*REQUIREMENT:*
Each line that contains the word "means" counts once; give the total for the records below and nothing else.

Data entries
Segment Open
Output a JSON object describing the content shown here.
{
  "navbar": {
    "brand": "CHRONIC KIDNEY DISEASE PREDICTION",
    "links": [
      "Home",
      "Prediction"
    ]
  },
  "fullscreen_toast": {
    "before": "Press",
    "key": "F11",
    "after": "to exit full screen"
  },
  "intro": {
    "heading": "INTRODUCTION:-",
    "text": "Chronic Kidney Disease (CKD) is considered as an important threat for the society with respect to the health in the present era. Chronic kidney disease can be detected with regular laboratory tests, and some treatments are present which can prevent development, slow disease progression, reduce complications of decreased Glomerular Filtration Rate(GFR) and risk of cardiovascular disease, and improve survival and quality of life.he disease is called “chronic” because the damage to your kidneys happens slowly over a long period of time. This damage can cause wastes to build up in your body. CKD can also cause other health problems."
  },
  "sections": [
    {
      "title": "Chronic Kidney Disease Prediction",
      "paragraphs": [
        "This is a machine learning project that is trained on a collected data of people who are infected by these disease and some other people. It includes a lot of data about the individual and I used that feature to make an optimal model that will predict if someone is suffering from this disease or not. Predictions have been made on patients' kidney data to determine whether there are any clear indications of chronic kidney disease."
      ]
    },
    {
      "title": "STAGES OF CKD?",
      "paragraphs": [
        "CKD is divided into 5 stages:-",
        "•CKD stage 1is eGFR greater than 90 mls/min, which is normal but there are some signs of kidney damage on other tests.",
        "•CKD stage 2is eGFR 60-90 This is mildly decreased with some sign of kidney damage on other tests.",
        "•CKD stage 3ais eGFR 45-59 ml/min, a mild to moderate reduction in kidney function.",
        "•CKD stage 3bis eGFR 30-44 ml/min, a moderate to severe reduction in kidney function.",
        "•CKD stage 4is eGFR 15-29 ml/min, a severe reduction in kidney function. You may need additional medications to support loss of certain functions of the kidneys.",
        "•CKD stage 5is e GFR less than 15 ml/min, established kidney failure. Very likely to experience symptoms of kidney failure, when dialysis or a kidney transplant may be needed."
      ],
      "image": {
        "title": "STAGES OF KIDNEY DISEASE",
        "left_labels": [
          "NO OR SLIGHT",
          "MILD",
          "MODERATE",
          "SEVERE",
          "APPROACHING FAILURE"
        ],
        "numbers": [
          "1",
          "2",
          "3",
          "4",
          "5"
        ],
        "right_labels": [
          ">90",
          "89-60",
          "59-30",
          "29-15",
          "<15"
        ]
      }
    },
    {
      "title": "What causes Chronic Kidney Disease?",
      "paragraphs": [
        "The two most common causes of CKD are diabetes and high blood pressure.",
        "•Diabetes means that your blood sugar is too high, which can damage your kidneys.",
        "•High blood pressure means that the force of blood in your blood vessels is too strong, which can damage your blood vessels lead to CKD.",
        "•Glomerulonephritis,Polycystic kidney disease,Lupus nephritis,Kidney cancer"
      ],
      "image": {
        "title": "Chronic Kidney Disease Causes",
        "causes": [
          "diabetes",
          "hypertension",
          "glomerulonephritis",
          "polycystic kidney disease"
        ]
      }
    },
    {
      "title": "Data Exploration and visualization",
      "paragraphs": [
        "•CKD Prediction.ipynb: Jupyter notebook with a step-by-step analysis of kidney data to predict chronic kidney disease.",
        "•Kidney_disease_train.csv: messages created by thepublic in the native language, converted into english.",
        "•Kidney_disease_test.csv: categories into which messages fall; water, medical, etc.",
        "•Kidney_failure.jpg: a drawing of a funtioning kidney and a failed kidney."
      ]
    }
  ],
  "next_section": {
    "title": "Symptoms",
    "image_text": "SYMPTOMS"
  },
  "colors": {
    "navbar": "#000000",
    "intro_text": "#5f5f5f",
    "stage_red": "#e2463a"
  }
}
Segment Closed
*ANSWER BOX:*
2